AIM OF THE TASK: All lines below must be repeated exactly, with the pictures omitted.

DATA FOR THE TASK:
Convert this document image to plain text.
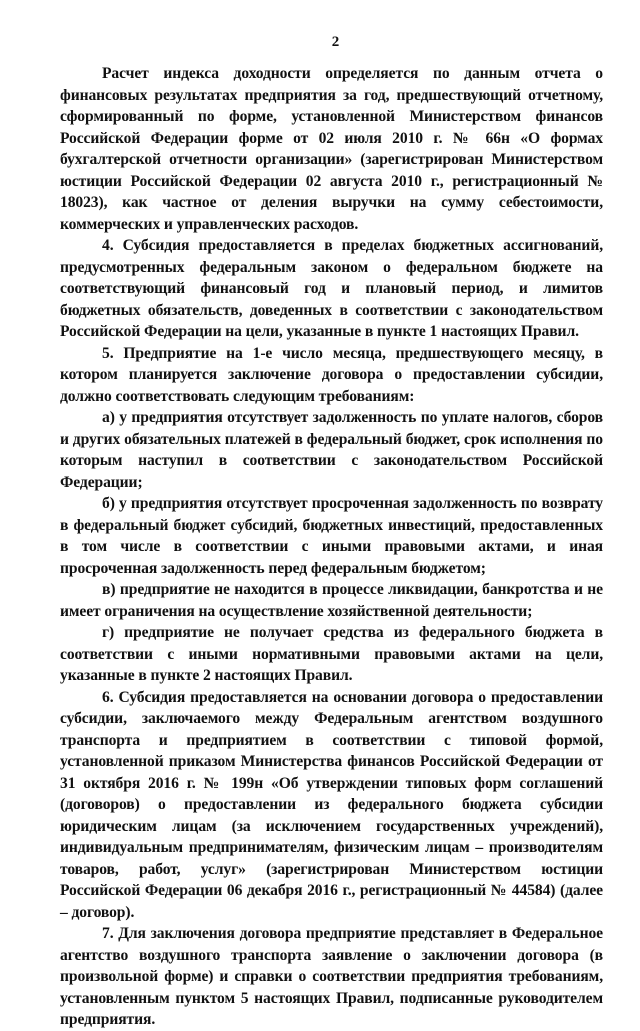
2

Расчет индекса доходности определяется по данным отчета о финансовых результатах предприятия за год, предшествующий отчетному, сформированный по форме, установленной Министерством финансов Российской Федерации форме от 02 июля 2010 г. № 66н «О формах бухгалтерской отчетности организации» (зарегистрирован Министерством юстиции Российской Федерации 02 августа 2010 г., регистрационный № 18023), как частное от деления выручки на сумму себестоимости, коммерческих и управленческих расходов.

4. Субсидия предоставляется в пределах бюджетных ассигнований, предусмотренных федеральным законом о федеральном бюджете на соответствующий финансовый год и плановый период, и лимитов бюджетных обязательств, доведенных в соответствии с законодательством Российской Федерации на цели, указанные в пункте 1 настоящих Правил.

5. Предприятие на 1-е число месяца, предшествующего месяцу, в котором планируется заключение договора о предоставлении субсидии, должно соответствовать следующим требованиям:

а) у предприятия отсутствует задолженность по уплате налогов, сборов и других обязательных платежей в федеральный бюджет, срок исполнения по которым наступил в соответствии с законодательством Российской Федерации;

б) у предприятия отсутствует просроченная задолженность по возврату в федеральный бюджет субсидий, бюджетных инвестиций, предоставленных в том числе в соответствии с иными правовыми актами, и иная просроченная задолженность перед федеральным бюджетом;

в) предприятие не находится в процессе ликвидации, банкротства и не имеет ограничения на осуществление хозяйственной деятельности;

г) предприятие не получает средства из федерального бюджета в соответствии с иными нормативными правовыми актами на цели, указанные в пункте 2 настоящих Правил.

6. Субсидия предоставляется на основании договора о предоставлении субсидии, заключаемого между Федеральным агентством воздушного транспорта и предприятием в соответствии с типовой формой, установленной приказом Министерства финансов Российской Федерации от 31 октября 2016 г. № 199н «Об утверждении типовых форм соглашений (договоров) о предоставлении из федерального бюджета субсидии юридическим лицам (за исключением государственных учреждений), индивидуальным предпринимателям, физическим лицам – производителям товаров, работ, услуг» (зарегистрирован Министерством юстиции Российской Федерации 06 декабря 2016 г., регистрационный № 44584) (далее – договор).

7. Для заключения договора предприятие представляет в Федеральное агентство воздушного транспорта заявление о заключении договора (в произвольной форме) и справки о соответствии предприятия требованиям, установленным пунктом 5 настоящих Правил, подписанные руководителем предприятия.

FINISHED TASK:
Convert this document image to plain text.
2

Расчет индекса доходности определяется по данным отчета о финансовых результатах предприятия за год, предшествующий отчетному, сформированный по форме, установленной Министерством финансов Российской Федерации форме от 02 июля 2010 г. № 66н «О формах бухгалтерской отчетности организации» (зарегистрирован Министерством юстиции Российской Федерации 02 августа 2010 г., регистрационный № 18023), как частное от деления выручки на сумму себестоимости, коммерческих и управленческих расходов.

4. Субсидия предоставляется в пределах бюджетных ассигнований, предусмотренных федеральным законом о федеральном бюджете на соответствующий финансовый год и плановый период, и лимитов бюджетных обязательств, доведенных в соответствии с законодательством Российской Федерации на цели, указанные в пункте 1 настоящих Правил.

5. Предприятие на 1-е число месяца, предшествующего месяцу, в котором планируется заключение договора о предоставлении субсидии, должно соответствовать следующим требованиям:

а) у предприятия отсутствует задолженность по уплате налогов, сборов и других обязательных платежей в федеральный бюджет, срок исполнения по которым наступил в соответствии с законодательством Российской Федерации;

б) у предприятия отсутствует просроченная задолженность по возврату в федеральный бюджет субсидий, бюджетных инвестиций, предоставленных в том числе в соответствии с иными правовыми актами, и иная просроченная задолженность перед федеральным бюджетом;

в) предприятие не находится в процессе ликвидации, банкротства и не имеет ограничения на осуществление хозяйственной деятельности;

г) предприятие не получает средства из федерального бюджета в соответствии с иными нормативными правовыми актами на цели, указанные в пункте 2 настоящих Правил.

6. Субсидия предоставляется на основании договора о предоставлении субсидии, заключаемого между Федеральным агентством воздушного транспорта и предприятием в соответствии с типовой формой, установленной приказом Министерства финансов Российской Федерации от 31 октября 2016 г. № 199н «Об утверждении типовых форм соглашений (договоров) о предоставлении из федерального бюджета субсидии юридическим лицам (за исключением государственных учреждений), индивидуальным предпринимателям, физическим лицам – производителям товаров, работ, услуг» (зарегистрирован Министерством юстиции Российской Федерации 06 декабря 2016 г., регистрационный № 44584) (далее – договор).

7. Для заключения договора предприятие представляет в Федеральное агентство воздушного транспорта заявление о заключении договора (в произвольной форме) и справки о соответствии предприятия требованиям, установленным пунктом 5 настоящих Правил, подписанные руководителем предприятия.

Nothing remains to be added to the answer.